La bêtise au front de taureau : du bullshit considéré comme un des beaux-arts

Fotolia 57268759 XSNul n’échappe à la bêtise, surtout pas le monde savant qui fait preuve, en la matière, d’une inventivité inépuisable. Parmi les variétés les plus retorses, l’espèce que les anglo-saxons qualifient de bullshit occupe une place de choix. Mais s’il est une chose qui peut faire reculer l’énorme animal au front de taureau, c’est le rire du satiriste…

« Procédés irritants pour camoufler l’absence de prise de position » ; « goût pour les 'écrans de fumée' masquant l'incapacité à répondre à une question » ; « abus de liens logiques ("en effet", "donc") pour créer artificiellement une cohérence entre des analyses disparates. » Voilà une bien misérable copie, et une bien légitime colère à la hauteur des attentes de l’évaluateur, car les misérables étudiants visés ici ne sont pas n’importe qui : les récents candidats au concours d’entrée de l’ENA, antichambre et matrice de cette véritable « noblesse d’État » qui, à travers les grandes écoles françaises, (re)produit les élites de la République1.

Extraits du listing:
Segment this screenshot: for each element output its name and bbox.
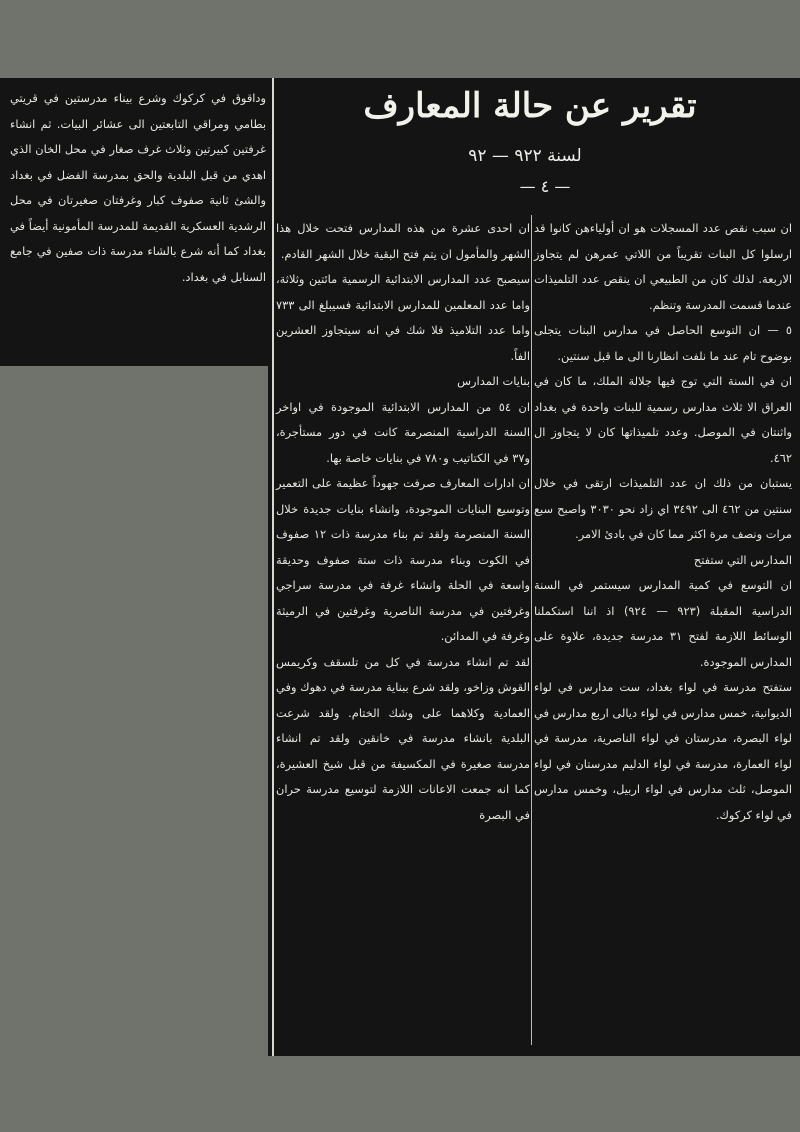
article-title: تقرير عن حالة المعارف bbox=[363, 86, 697, 126]
paragraph: ستفتح مدرسة في لواء بغداد، ست مدارس في لواء الديوانية، خمس مدارس في لواء ديالى اربع مدارس في لواء البصرة، مدرستان في لواء الناصرية، مدرسة في لواء العمارة، مدرسة في لواء الدليم مدرستان في لواء الموصل، ثلث مدارس في لواء اربيل، وخمس مدارس في لواء كركوك. bbox=[534, 680, 792, 822]
paragraph: ٥ — ان التوسع الحاصل في مدارس البنات يتجلى بوضوح تام عند ما نلفت انظارنا الى ما قبل سنتين. bbox=[534, 323, 792, 363]
paragraph: ان التوسع في كمية المدارس سيستمر في السنة الدراسية المقبلة (٩٢٣ — ٩٢٤) اذ اننا استكملنا الوسائط اللازمة لفتح ٣١ مدرسة جديدة، علاوة على المدارس الموجودة. bbox=[534, 578, 792, 669]
article-column-left bbox=[276, 216, 530, 828]
news-clipping-fragment bbox=[0, 78, 276, 366]
paragraph: سيصبح عدد المدارس الابتدائية الرسمية مائتين وثلاثة، واما عدد المعلمين للمدارس الابتدائية فسيبلغ الى ٧٣٣ واما عدد التلاميذ فلا شك في انه سيتجاوز العشرين الفاً. bbox=[276, 272, 530, 363]
section-heading: المدارس التي ستفتح bbox=[693, 552, 792, 567]
article-subtitle: لسنة ٩٢٢ — ٩٢ bbox=[468, 146, 582, 166]
article-part-number: — ٤ — bbox=[519, 177, 571, 196]
clipping-edge bbox=[272, 78, 274, 1056]
section-heading: بنايات المدارس bbox=[457, 374, 530, 388]
paragraph: ان ادارات المعارف صرفت جهوداً عظيمة على التعمير وتوسيع البنايات الموجودة، وانشاء بنايات جديدة خلال السنة المنصرمة ولقد تم بناء مدرسة ذات ١٢ صفوف في الكوت وبناء مدرسة ذات ستة صفوف وحديقة واسعة في الحلة وانشاء غرفة في مدرسة سراجي وغرفتين في مدرسة الناصرية وغرفتين في الرميثة وغرفة في المدائن. bbox=[276, 476, 530, 643]
paragraph: ان في السنة التي توج فيها جلالة الملك، ما كان في العراق الا ثلاث مدارس رسمية للبنات واحدة في بغداد واثنتان في الموصل. وعدد تلميذاتها كان لا يتجاوز ال ٤٦٢. bbox=[534, 374, 792, 465]
article-column-right bbox=[534, 216, 792, 828]
paragraph: ان احدى عشرة من هذه المدارس فتحت خلال هذا الشهر والمأمول ان يتم فتح البقية خلال الشهر القادم. bbox=[276, 221, 530, 261]
paragraph: يستبان من ذلك ان عدد التلميذات ارتقى في خلال سنتين من ٤٦٢ الى ٣٤٩٢ اي زاد نحو ٣٠٣٠ واصبح سبع مرات ونصف مرة اكثر مما كان في بادئ الامر. bbox=[534, 476, 792, 541]
paragraph: لقد تم انشاء مدرسة في كل من تلسقف وكريمس القوش وزاخو، ولقد شرع ببناية مدرسة في دهوك وفي العمادية وكلاهما على وشك الختام. ولقد شرعت البلدية بانشاء مدرسة في خانقين ولقد تم انشاء مدرسة صغيرة في المكسيفة من قبل شيخ العشيرة، كما انه جمعت الاعانات اللازمة لتوسيع مدرسة حران في البصرة bbox=[276, 654, 530, 822]
clipping-paragraph: وداقوق في كركوك وشرع بيناء مدرستين في قريتي بطامي ومراقي التابعتين الى عشائر البيات. ثم انشاء غرفتين كبيرتين وثلاث غرف صغار في محل الخان الذي اهدي من قبل البلدية والحق بمدرسة الفضل في بغداد والشئ ثانية صفوف كبار وغرفتان صغيرتان في محل الرشدية العسكرية القديمة للمدرسة المأمونية أيضاً في بغداد كما أنه شرع بالشاء مدرسة ذات صفين في جامع السنابل في بغداد. bbox=[10, 91, 266, 284]
paragraph: ان سبب نقص عدد المسجلات هو ان أولياءهن كانوا قد ارسلوا كل البنات تقريباً من اللاتي عمرهن لم يتجاوز الاربعة. لذلك كان من الطبيعي ان ينقص عدد التلميذات عندما قسمت المدرسة وتنظم. bbox=[534, 221, 792, 312]
paragraph: ان ٥٤ من المدارس الابتدائية الموجودة في اواخر السنة الدراسية المنصرمة كانت في دور مستأجرة، و٣٧ في الكتاتيب و٧٨٠ في بنايات خاصة بها. bbox=[276, 399, 530, 465]
column-divider bbox=[531, 215, 532, 1045]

Consigne:
Veuillez prolonger l'essai sur le bullshit dans le monde savant en reprenant juste après sa dernière phrase.

Résultat de l'exercice:
Cet étonnement du jury est lui-même étonnant : au fond, que peut-on attendre d’autre de candidats soucieux avant tout de plaire, hyper-préparés au jargon technocratique, connaissant par cœur tous les mots-clés du moment, sinon qu’ils tentent de masquer leur ignorance et pratiquent l’esquive rhétorique ? N’ont-ils pas tout simplement mobilisé les compétences adaptatives que l’on attend d’eux ? La langue anglaise dispose d’un terme très imagé pour qualifier ce mélange de bluff et de pacotille chez celui qui cherche à se sortir d’une situation qui requiert de s’exprimer sur des sujets dépassant ses connaissances : le bullshit – que l’on pourrait rendre tout à la fois par salade, galimatias, billevesées, c***. Sans doute nos candidats recalés à l’ENA ont-ils des progrès à faire sur ce plan. À moins qu’ils n’utilisent l’un de ces innombrables « générateurs de langue de bois », « pipotrons » ou autres « blablateurs » qui permettent aujourd’hui de reproduire les éléments de langage de plus en plus nécessaires à la conduite d’un État moderne2.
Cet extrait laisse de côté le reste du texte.